====== Items ======

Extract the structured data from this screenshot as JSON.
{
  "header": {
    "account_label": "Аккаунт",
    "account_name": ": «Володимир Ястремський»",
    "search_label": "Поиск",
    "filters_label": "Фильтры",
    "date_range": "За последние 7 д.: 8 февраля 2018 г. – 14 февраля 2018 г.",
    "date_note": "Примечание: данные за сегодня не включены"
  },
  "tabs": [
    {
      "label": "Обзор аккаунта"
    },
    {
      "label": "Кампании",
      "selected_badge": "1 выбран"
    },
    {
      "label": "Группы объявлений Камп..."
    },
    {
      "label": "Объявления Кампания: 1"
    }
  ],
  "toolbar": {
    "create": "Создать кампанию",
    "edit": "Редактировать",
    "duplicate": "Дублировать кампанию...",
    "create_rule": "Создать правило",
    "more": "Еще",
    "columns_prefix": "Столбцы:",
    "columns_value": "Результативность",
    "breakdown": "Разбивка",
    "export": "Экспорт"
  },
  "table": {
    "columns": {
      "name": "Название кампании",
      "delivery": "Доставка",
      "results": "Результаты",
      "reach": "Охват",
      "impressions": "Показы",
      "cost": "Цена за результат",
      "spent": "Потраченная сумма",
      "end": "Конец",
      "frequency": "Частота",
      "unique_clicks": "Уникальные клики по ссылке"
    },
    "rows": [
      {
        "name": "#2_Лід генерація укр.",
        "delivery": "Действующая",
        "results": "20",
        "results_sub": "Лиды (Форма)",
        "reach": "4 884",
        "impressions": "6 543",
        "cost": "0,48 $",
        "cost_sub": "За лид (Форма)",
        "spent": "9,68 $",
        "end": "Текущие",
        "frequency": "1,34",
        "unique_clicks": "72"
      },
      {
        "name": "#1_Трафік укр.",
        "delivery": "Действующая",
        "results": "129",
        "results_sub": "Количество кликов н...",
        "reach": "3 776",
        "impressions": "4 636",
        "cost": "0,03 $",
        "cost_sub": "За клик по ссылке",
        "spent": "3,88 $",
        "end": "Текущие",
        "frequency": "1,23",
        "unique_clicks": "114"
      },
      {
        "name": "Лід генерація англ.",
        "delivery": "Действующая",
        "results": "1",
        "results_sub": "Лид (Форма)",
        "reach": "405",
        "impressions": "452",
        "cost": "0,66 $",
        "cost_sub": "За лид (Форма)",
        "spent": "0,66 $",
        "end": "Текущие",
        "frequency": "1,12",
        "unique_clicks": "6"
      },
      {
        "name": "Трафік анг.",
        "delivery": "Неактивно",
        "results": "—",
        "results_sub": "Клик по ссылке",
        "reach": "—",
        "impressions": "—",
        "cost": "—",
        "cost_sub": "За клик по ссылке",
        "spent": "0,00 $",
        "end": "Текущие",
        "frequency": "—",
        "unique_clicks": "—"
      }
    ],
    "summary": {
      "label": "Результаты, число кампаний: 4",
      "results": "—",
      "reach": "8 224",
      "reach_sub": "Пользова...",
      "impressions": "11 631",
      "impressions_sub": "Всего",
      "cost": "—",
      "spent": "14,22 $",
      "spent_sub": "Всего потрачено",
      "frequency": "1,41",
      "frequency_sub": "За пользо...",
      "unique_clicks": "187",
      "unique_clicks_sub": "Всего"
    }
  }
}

======

### What this task involves
Extract the full set of entries word for word.

### In response
Extract the structured data from this screenshot as JSON.
{
  "header": {
    "account_label": "Аккаунт",
    "account_name": ": «Володимир Ястремський»",
    "search_label": "Поиск",
    "filters_label": "Фильтры",
    "date_range": "За последние 7 д.: 8 февраля 2018 г. – 14 февраля 2018 г.",
    "date_note": "Примечание: данные за сегодня не включены"
  },
  "tabs": [
    {
      "label": "Обзор аккаунта"
    },
    {
      "label": "Кампании",
      "selected_badge": "1 выбран"
    },
    {
      "label": "Группы объявлений Камп..."
    },
    {
      "label": "Объявления Кампания: 1"
    }
  ],
  "toolbar": {
    "create": "Создать кампанию",
    "edit": "Редактировать",
    "duplicate": "Дублировать кампанию...",
    "create_rule": "Создать правило",
    "more": "Еще",
    "columns_prefix": "Столбцы:",
    "columns_value": "Результативность",
    "breakdown": "Разбивка",
    "export": "Экспорт"
  },
  "table": {
    "columns": {
      "name": "Название кампании",
      "delivery": "Доставка",
      "results": "Результаты",
      "reach": "Охват",
      "impressions": "Показы",
      "cost": "Цена за результат",
      "spent": "Потраченная сумма",
      "end": "Конец",
      "frequency": "Частота",
      "unique_clicks": "Уникальные клики по ссылке"
    },
    "rows": [
      {
        "name": "#2_Лід генерація укр.",
        "delivery": "Действующая",
        "results": "20",
        "results_sub": "Лиды (Форма)",
        "reach": "4 884",
        "impressions": "6 543",
        "cost": "0,48 $",
        "cost_sub": "За лид (Форма)",
        "spent": "9,68 $",
        "end": "Текущие",
        "frequency": "1,34",
        "unique_clicks": "72"
      },
      {
        "name": "#1_Трафік укр.",
        "delivery": "Действующая",
        "results": "129",
        "results_sub": "Количество кликов н...",
        "reach": "3 776",
        "impressions": "4 636",
        "cost": "0,03 $",
        "cost_sub": "За клик по ссылке",
        "spent": "3,88 $",
        "end": "Текущие",
        "frequency": "1,23",
        "unique_clicks": "114"
      },
      {
        "name": "Лід генерація англ.",
        "delivery": "Действующая",
        "results": "1",
        "results_sub": "Лид (Форма)",
        "reach": "405",
        "impressions": "452",
        "cost": "0,66 $",
        "cost_sub": "За лид (Форма)",
        "spent": "0,66 $",
        "end": "Текущие",
        "frequency": "1,12",
        "unique_clicks": "6"
      },
      {
        "name": "Трафік анг.",
        "delivery": "Неактивно",
        "results": "—",
        "results_sub": "Клик по ссылке",
        "reach": "—",
        "impressions": "—",
        "cost": "—",
        "cost_sub": "За клик по ссылке",
        "spent": "0,00 $",
        "end": "Текущие",
        "frequency": "—",
        "unique_clicks": "—"
      }
    ],
    "summary": {
      "label": "Результаты, число кампаний: 4",
      "results": "—",
      "reach": "8 224",
      "reach_sub": "Пользова...",
      "impressions": "11 631",
      "impressions_sub": "Всего",
      "cost": "—",
      "spent": "14,22 $",
      "spent_sub": "Всего потрачено",
      "frequency": "1,41",
      "frequency_sub": "За пользо...",
      "unique_clicks": "187",
      "unique_clicks_sub": "Всего"
    }
  }
}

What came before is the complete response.